Work instructions => Count the lines in the listing below that contain the string "Service", and give only the number.

Material =>
START
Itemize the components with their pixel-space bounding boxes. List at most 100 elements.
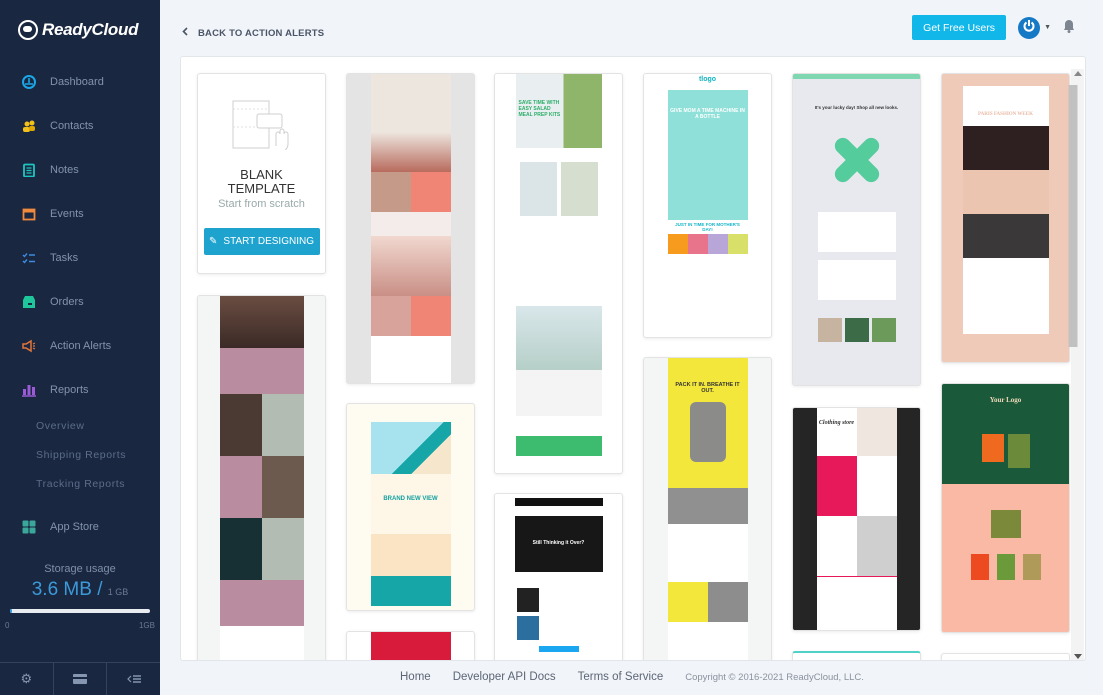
- readycloud-logo[interactable]: ReadyCloud: [18, 20, 138, 40]
- template-headline: SAVE TIME WITH EASY SALAD MEAL PREP KITS: [518, 100, 561, 118]
- account-menu-button[interactable]: [1018, 16, 1041, 39]
- page-footer: Home Developer API Docs Terms of Service…: [400, 671, 864, 683]
- sidebar-footer: ⚙: [0, 662, 160, 695]
- collapse-sidebar-button[interactable]: [107, 663, 160, 695]
- template-card-backpack[interactable]: PACK IT IN. BREATHE IT OUT.: [643, 357, 772, 660]
- sidebar-item-action-alerts[interactable]: Action Alerts: [0, 324, 160, 368]
- get-free-users-button[interactable]: Get Free Users: [912, 15, 1007, 40]
- template-headline: Still Thinking it Over?: [532, 540, 585, 546]
- template-card-summer-hats[interactable]: [346, 73, 475, 384]
- template-card-partial[interactable]: [941, 653, 1070, 660]
- sidebar-subitem-overview[interactable]: Overview: [0, 412, 160, 441]
- template-card-yoga[interactable]: [197, 295, 326, 660]
- sidebar: ReadyCloud Dashboard Contacts Notes Even…: [0, 0, 160, 695]
- sidebar-nav: Dashboard Contacts Notes Events Tasks Or…: [0, 60, 160, 549]
- template-gallery: BLANK TEMPLATE Start from scratch ✎ START…: [180, 56, 1086, 661]
- sidebar-item-reports[interactable]: Reports: [0, 368, 160, 412]
- power-icon: [1022, 19, 1036, 36]
- settings-button[interactable]: ⚙: [0, 663, 54, 695]
- footer-link-developer-api-docs[interactable]: Developer API Docs: [453, 671, 556, 683]
- sidebar-item-label: Notes: [50, 164, 79, 176]
- scrollbar-thumb[interactable]: [1068, 85, 1078, 347]
- template-preview: Clothing store: [816, 408, 897, 630]
- notes-icon: [22, 163, 36, 177]
- template-preview: PARIS FASHION WEEK: [962, 86, 1049, 334]
- blank-title-line2: TEMPLATE: [227, 181, 296, 196]
- sidebar-item-label: Dashboard: [50, 76, 104, 88]
- blank-template-illustration: [232, 100, 292, 153]
- template-card-abandoned-cart[interactable]: Still Thinking it Over?: [494, 493, 623, 660]
- storage-progress-bar: [10, 609, 150, 613]
- sidebar-item-label: Events: [50, 208, 84, 220]
- storage-scale-min: 0: [5, 621, 10, 630]
- scroll-up-arrow-icon[interactable]: [1074, 71, 1082, 76]
- sidebar-item-events[interactable]: Events: [0, 192, 160, 236]
- back-to-action-alerts-link[interactable]: BACK TO ACTION ALERTS: [182, 27, 324, 39]
- storage-used: 3.6 MB: [31, 579, 92, 600]
- billing-button[interactable]: [54, 663, 108, 695]
- sidebar-item-dashboard[interactable]: Dashboard: [0, 60, 160, 104]
- scroll-down-arrow-icon[interactable]: [1074, 654, 1082, 659]
- sidebar-item-label: Action Alerts: [50, 340, 112, 352]
- blank-template-title: BLANK TEMPLATE: [198, 168, 325, 196]
- blank-template-card[interactable]: BLANK TEMPLATE Start from scratch ✎ START…: [197, 73, 326, 274]
- back-label: BACK TO ACTION ALERTS: [198, 27, 325, 39]
- orders-icon: [22, 295, 36, 309]
- template-card-eyewear[interactable]: BRAND NEW VIEW: [346, 403, 475, 611]
- copyright: Copyright © 2016-2021 ReadyCloud, LLC.: [685, 671, 864, 683]
- settings-icon: ⚙: [20, 671, 33, 686]
- collapse-sidebar-icon: [126, 672, 141, 687]
- sidebar-item-orders[interactable]: Orders: [0, 280, 160, 324]
- footer-link-terms-of-service[interactable]: Terms of Service: [578, 671, 664, 683]
- template-card-red-promo[interactable]: [346, 631, 475, 660]
- sidebar-item-contacts[interactable]: Contacts: [0, 104, 160, 148]
- sidebar-item-notes[interactable]: Notes: [0, 148, 160, 192]
- template-preview: PACK IT IN. BREATHE IT OUT.: [667, 358, 748, 660]
- tasks-icon: [22, 251, 36, 265]
- sidebar-item-tasks[interactable]: Tasks: [0, 236, 160, 280]
- template-preview: BRAND NEW VIEW: [370, 404, 451, 610]
- storage-total: 1 GB: [107, 587, 129, 597]
- sidebar-item-label: Tasks: [50, 252, 79, 264]
- template-headline: PARIS FASHION WEEK: [977, 112, 1033, 117]
- template-card-teal-partial[interactable]: [792, 651, 921, 660]
- storage-usage: Storage usage 3.6 MB / 1 GB 0 1GB: [0, 563, 160, 630]
- storage-scale: 0 1GB: [5, 621, 155, 630]
- template-preview: Still Thinking it Over?: [514, 498, 603, 660]
- megaphone-icon: [22, 339, 36, 353]
- dashboard-icon: [22, 75, 36, 89]
- template-card-soap[interactable]: Your Logo: [941, 383, 1070, 633]
- template-headline: It's your lucky day! Shop all new looks.: [814, 105, 899, 110]
- gallery-scrollbar[interactable]: [1068, 69, 1084, 660]
- template-headline: Your Logo: [989, 396, 1022, 404]
- template-headline: GIVE MOM A TIME MACHINE IN A BOTTLE: [670, 108, 745, 120]
- reports-icon: [22, 383, 36, 397]
- blank-template-subtitle: Start from scratch: [218, 198, 305, 210]
- contacts-icon: [22, 119, 36, 133]
- events-icon: [22, 207, 36, 221]
- template-card-paris-fashion[interactable]: PARIS FASHION WEEK: [941, 73, 1070, 363]
- sidebar-subitem-shipping-reports[interactable]: Shipping Reports: [0, 441, 160, 470]
- footer-link-home[interactable]: Home: [400, 671, 431, 683]
- template-card-lucky-day[interactable]: It's your lucky day! Shop all new looks.: [792, 73, 921, 386]
- template-card-salad[interactable]: SAVE TIME WITH EASY SALAD MEAL PREP KITS: [494, 73, 623, 474]
- notifications-bell-icon[interactable]: [1063, 19, 1075, 36]
- template-card-mothers-day[interactable]: tlogo GIVE MOM A TIME MACHINE IN A BOTTL…: [643, 73, 772, 338]
- pencil-icon: ✎: [209, 236, 218, 247]
- start-designing-button[interactable]: ✎ START DESIGNING: [203, 228, 320, 255]
- storage-scale-max: 1GB: [138, 621, 155, 630]
- template-preview: [370, 632, 451, 660]
- sidebar-item-app-store[interactable]: App Store: [0, 505, 160, 549]
- template-preview: tlogo GIVE MOM A TIME MACHINE IN A BOTTL…: [667, 74, 748, 337]
- chevron-down-icon[interactable]: ▼: [1044, 24, 1051, 31]
- sidebar-item-label: Orders: [50, 296, 84, 308]
- chevron-left-icon: [182, 27, 188, 39]
- sidebar-item-label: App Store: [50, 521, 99, 533]
- storage-progress-fill: [10, 609, 13, 613]
- template-preview: [219, 296, 304, 660]
- template-preview: SAVE TIME WITH EASY SALAD MEAL PREP KITS: [515, 74, 602, 473]
- header-actions: Get Free Users ▼: [912, 15, 1075, 40]
- storage-label: Storage usage: [44, 563, 116, 575]
- sidebar-subitem-tracking-reports[interactable]: Tracking Reports: [0, 470, 160, 499]
- template-card-clothing-store[interactable]: Clothing store: [792, 407, 921, 631]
END
Complete response => 2